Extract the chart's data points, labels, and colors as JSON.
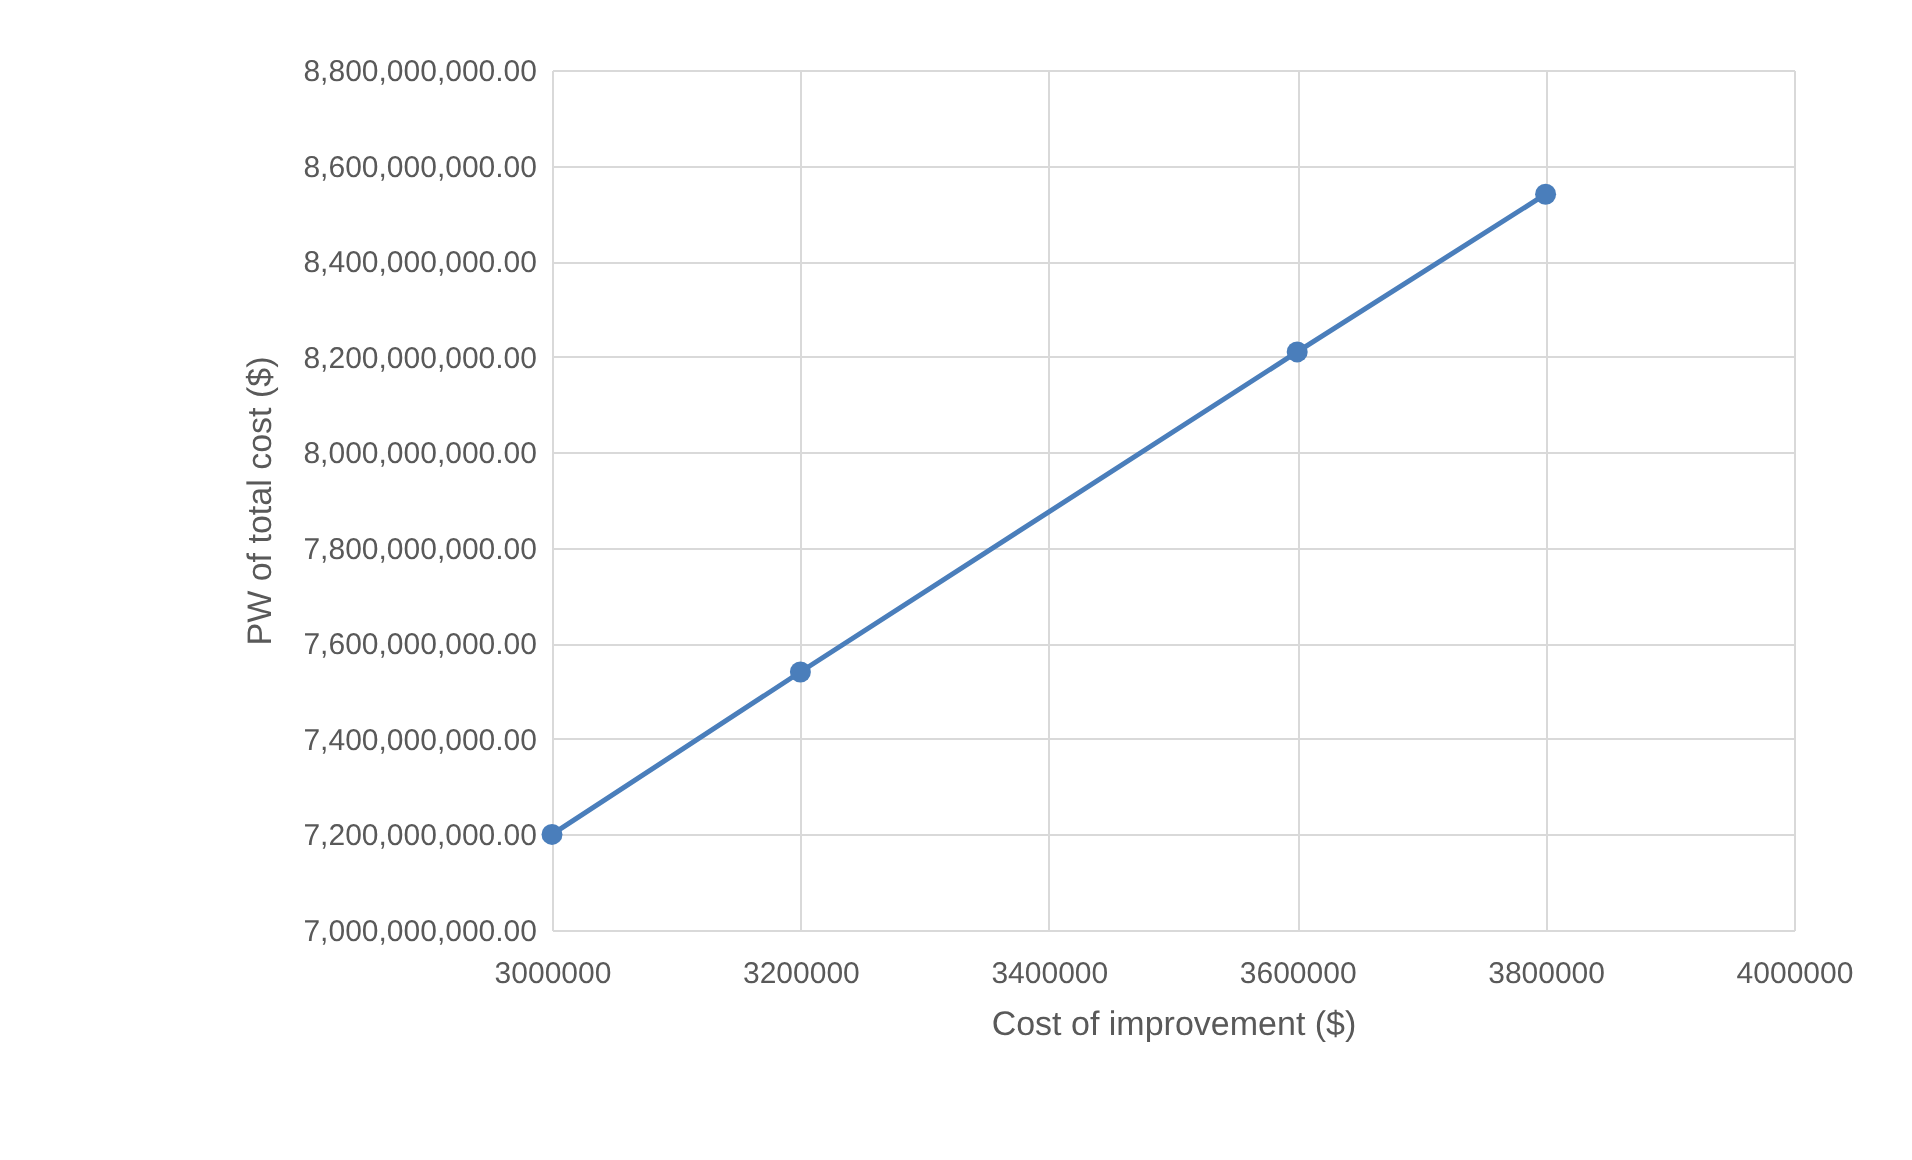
{
  "chart_data": {
    "type": "line",
    "xlabel": "Cost of improvement ($)",
    "ylabel": "PW of total cost ($)",
    "x": [
      3000000,
      3200000,
      3600000,
      3800000
    ],
    "series": [
      {
        "color": "#4a7ebb",
        "values": [
          7200000000,
          7540000000,
          8210000000,
          8540000000
        ]
      }
    ],
    "xlim": [
      3000000,
      4000000
    ],
    "xticks": [
      3000000,
      3200000,
      3400000,
      3600000,
      3800000,
      4000000
    ],
    "ylim": [
      7000000000,
      8800000000
    ],
    "yticks": [
      {
        "value": 7000000000,
        "label": "7,000,000,000.00"
      },
      {
        "value": 7200000000,
        "label": "7,200,000,000.00"
      },
      {
        "value": 7400000000,
        "label": "7,400,000,000.00"
      },
      {
        "value": 7600000000,
        "label": "7,600,000,000.00"
      },
      {
        "value": 7800000000,
        "label": "7,800,000,000.00"
      },
      {
        "value": 8000000000,
        "label": "8,000,000,000.00"
      },
      {
        "value": 8200000000,
        "label": "8,200,000,000.00"
      },
      {
        "value": 8400000000,
        "label": "8,400,000,000.00"
      },
      {
        "value": 8600000000,
        "label": "8,600,000,000.00"
      },
      {
        "value": 8800000000,
        "label": "8,800,000,000.00"
      }
    ],
    "grid": true,
    "marker": "circle",
    "line_style": "solid"
  }
}
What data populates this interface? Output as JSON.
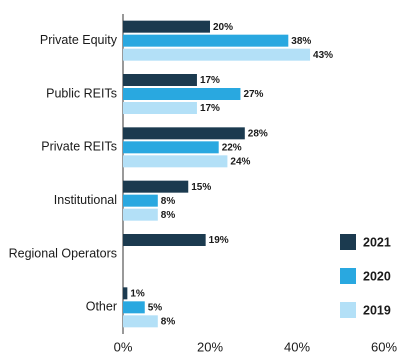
{
  "chart_data": {
    "type": "bar",
    "orientation": "horizontal",
    "categories": [
      "Private Equity",
      "Public REITs",
      "Private REITs",
      "Institutional",
      "Regional Operators",
      "Other"
    ],
    "series": [
      {
        "name": "2021",
        "color": "#1b3a4f",
        "values": [
          20,
          17,
          28,
          15,
          19,
          1
        ],
        "value_labels": [
          "20%",
          "17%",
          "28%",
          "15%",
          "19%",
          "1%"
        ]
      },
      {
        "name": "2020",
        "color": "#29a8e0",
        "values": [
          38,
          27,
          22,
          8,
          null,
          5
        ],
        "value_labels": [
          "38%",
          "27%",
          "22%",
          "8%",
          null,
          "5%"
        ]
      },
      {
        "name": "2019",
        "color": "#b3e0f7",
        "values": [
          43,
          17,
          24,
          8,
          null,
          8
        ],
        "value_labels": [
          "43%",
          "17%",
          "24%",
          "8%",
          null,
          "8%"
        ]
      }
    ],
    "xlim": [
      0,
      60
    ],
    "xticks": [
      {
        "value": 0,
        "label": "0%"
      },
      {
        "value": 20,
        "label": "20%"
      },
      {
        "value": 40,
        "label": "40%"
      },
      {
        "value": 60,
        "label": "60%"
      }
    ],
    "grid": false,
    "legend": "lower right"
  }
}
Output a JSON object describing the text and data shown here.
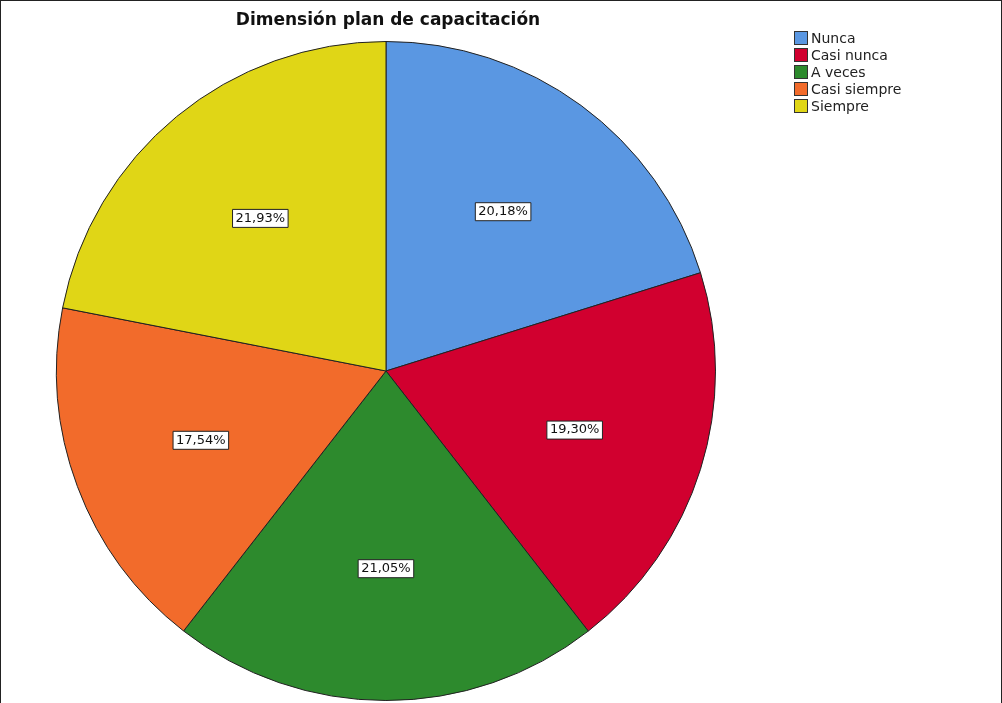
{
  "chart_data": {
    "type": "pie",
    "title": "Dimensión plan de capacitación",
    "categories": [
      "Nunca",
      "Casi nunca",
      "A veces",
      "Casi siempre",
      "Siempre"
    ],
    "values": [
      20.18,
      19.3,
      21.05,
      17.54,
      21.93
    ],
    "value_labels": [
      "20,18%",
      "19,30%",
      "21,05%",
      "17,54%",
      "21,93%"
    ],
    "colors": [
      "#5a97e2",
      "#d1002f",
      "#2d8a2d",
      "#f26b2b",
      "#e0d616"
    ],
    "legend": "top right"
  }
}
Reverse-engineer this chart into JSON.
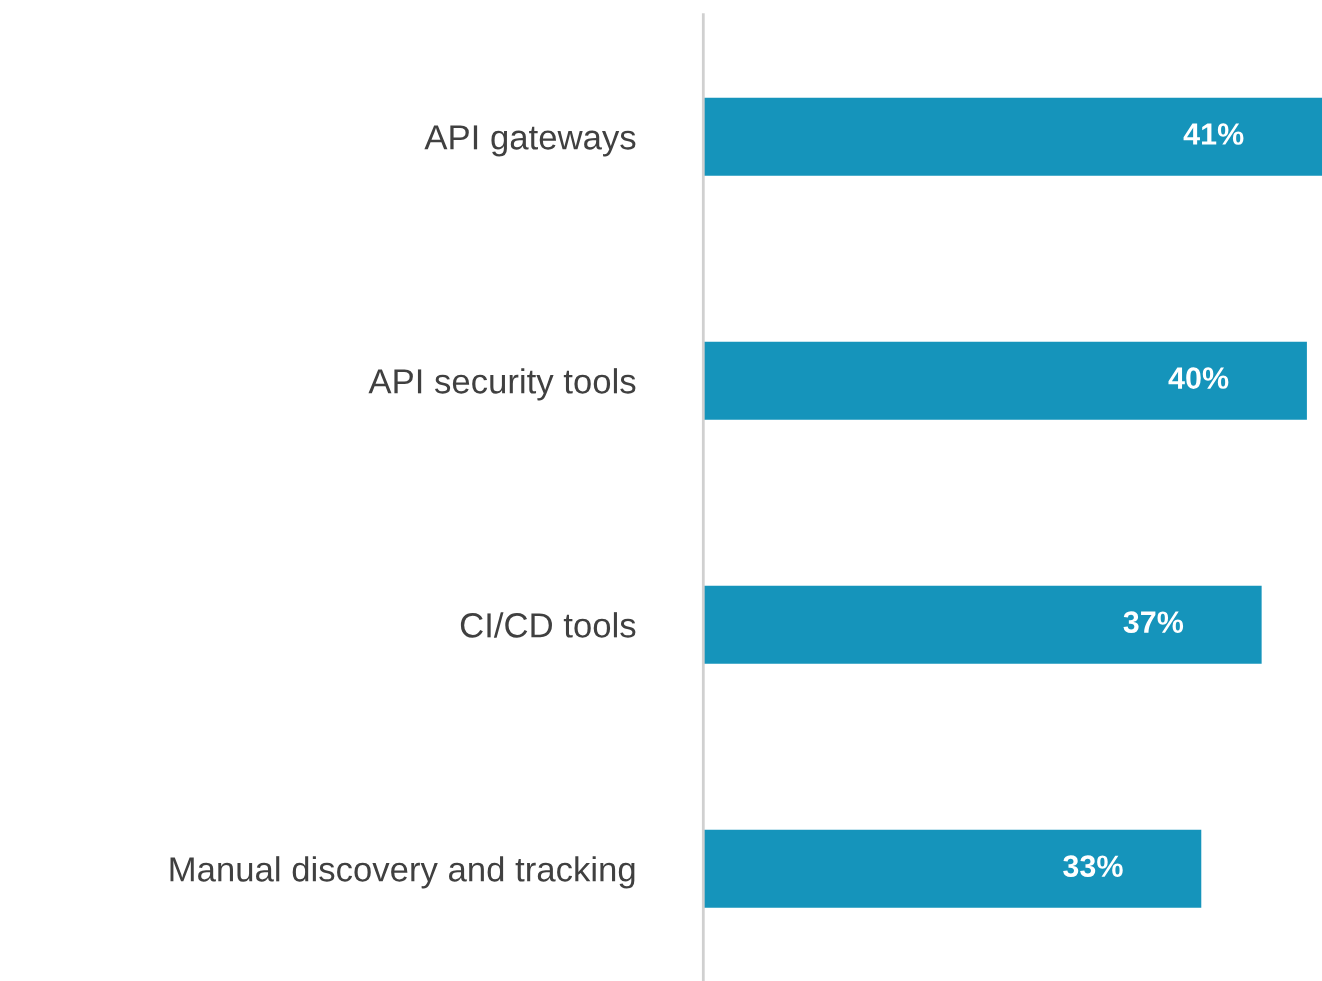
{
  "chart_data": {
    "type": "bar",
    "orientation": "horizontal",
    "categories": [
      "API gateways",
      "API security tools",
      "CI/CD tools",
      "Manual discovery and tracking"
    ],
    "values": [
      41,
      40,
      37,
      33
    ],
    "value_labels": [
      "41%",
      "40%",
      "37%",
      "33%"
    ],
    "color": "#1594bb",
    "xlim": [
      0,
      41
    ],
    "tick_labels": "y",
    "grid": false,
    "legend": false
  }
}
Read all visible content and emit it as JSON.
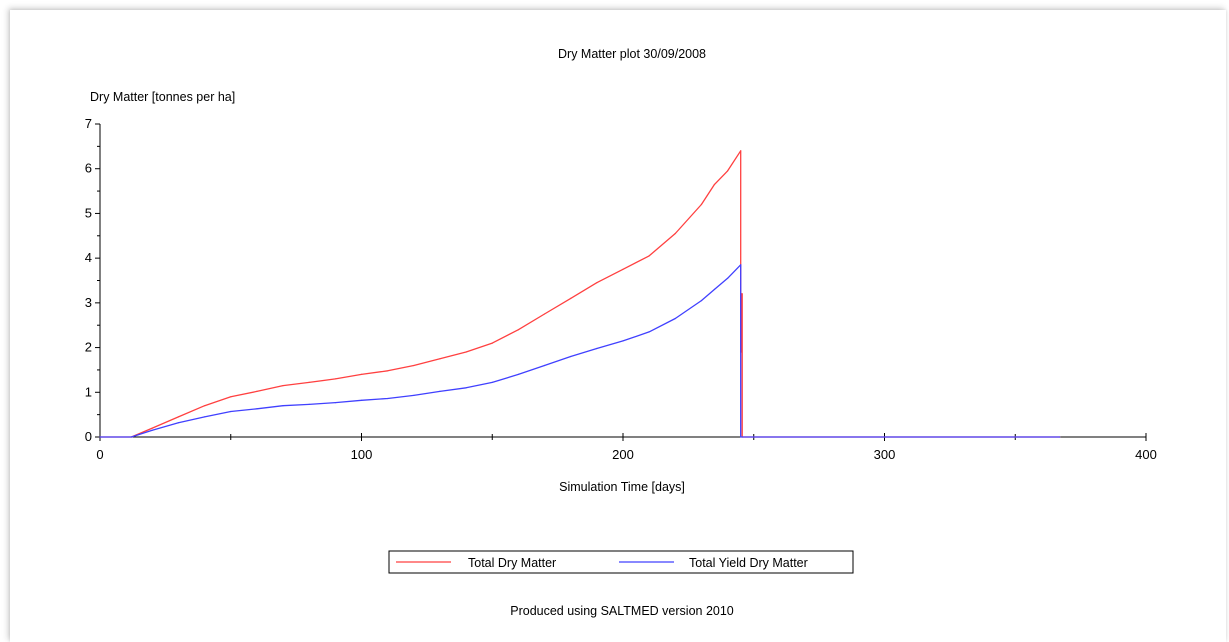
{
  "chart_data": {
    "type": "line",
    "title": "Dry Matter plot 30/09/2008",
    "xlabel": "Simulation Time [days]",
    "ylabel": "Dry Matter [tonnes per ha]",
    "xlim": [
      0,
      400
    ],
    "ylim": [
      0,
      7
    ],
    "xticks": [
      0,
      100,
      200,
      300,
      400
    ],
    "yticks": [
      0,
      1,
      2,
      3,
      4,
      5,
      6,
      7
    ],
    "grid": false,
    "legend_position": "bottom",
    "series": [
      {
        "name": "Total Dry Matter",
        "color": "#ff4040",
        "x": [
          0,
          12,
          20,
          30,
          40,
          50,
          60,
          70,
          80,
          90,
          100,
          110,
          120,
          130,
          140,
          150,
          160,
          170,
          180,
          190,
          200,
          210,
          220,
          230,
          235,
          240,
          245,
          245,
          245.3,
          245.3,
          245.6,
          245.6,
          250,
          300,
          350,
          367
        ],
        "y": [
          0,
          0,
          0.2,
          0.45,
          0.7,
          0.9,
          1.02,
          1.15,
          1.22,
          1.3,
          1.4,
          1.48,
          1.6,
          1.75,
          1.9,
          2.1,
          2.4,
          2.75,
          3.1,
          3.45,
          3.75,
          4.05,
          4.55,
          5.2,
          5.65,
          5.95,
          6.4,
          1.9,
          1.9,
          3.2,
          3.2,
          0,
          0,
          0,
          0,
          0
        ]
      },
      {
        "name": "Total Yield Dry Matter",
        "color": "#4040ff",
        "x": [
          0,
          12,
          20,
          30,
          40,
          50,
          60,
          70,
          80,
          90,
          100,
          110,
          120,
          130,
          140,
          150,
          160,
          170,
          180,
          190,
          200,
          210,
          220,
          230,
          235,
          240,
          245,
          245,
          250,
          300,
          350,
          367
        ],
        "y": [
          0,
          0,
          0.15,
          0.32,
          0.45,
          0.57,
          0.63,
          0.7,
          0.73,
          0.77,
          0.82,
          0.86,
          0.93,
          1.02,
          1.1,
          1.22,
          1.4,
          1.6,
          1.8,
          1.98,
          2.15,
          2.35,
          2.65,
          3.05,
          3.3,
          3.55,
          3.85,
          0,
          0,
          0,
          0,
          0
        ]
      }
    ]
  },
  "footer": "Produced using SALTMED version 2010"
}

Problem to solve: Your answer should be only the number of lines that hold the word "JSON".

Final result: 5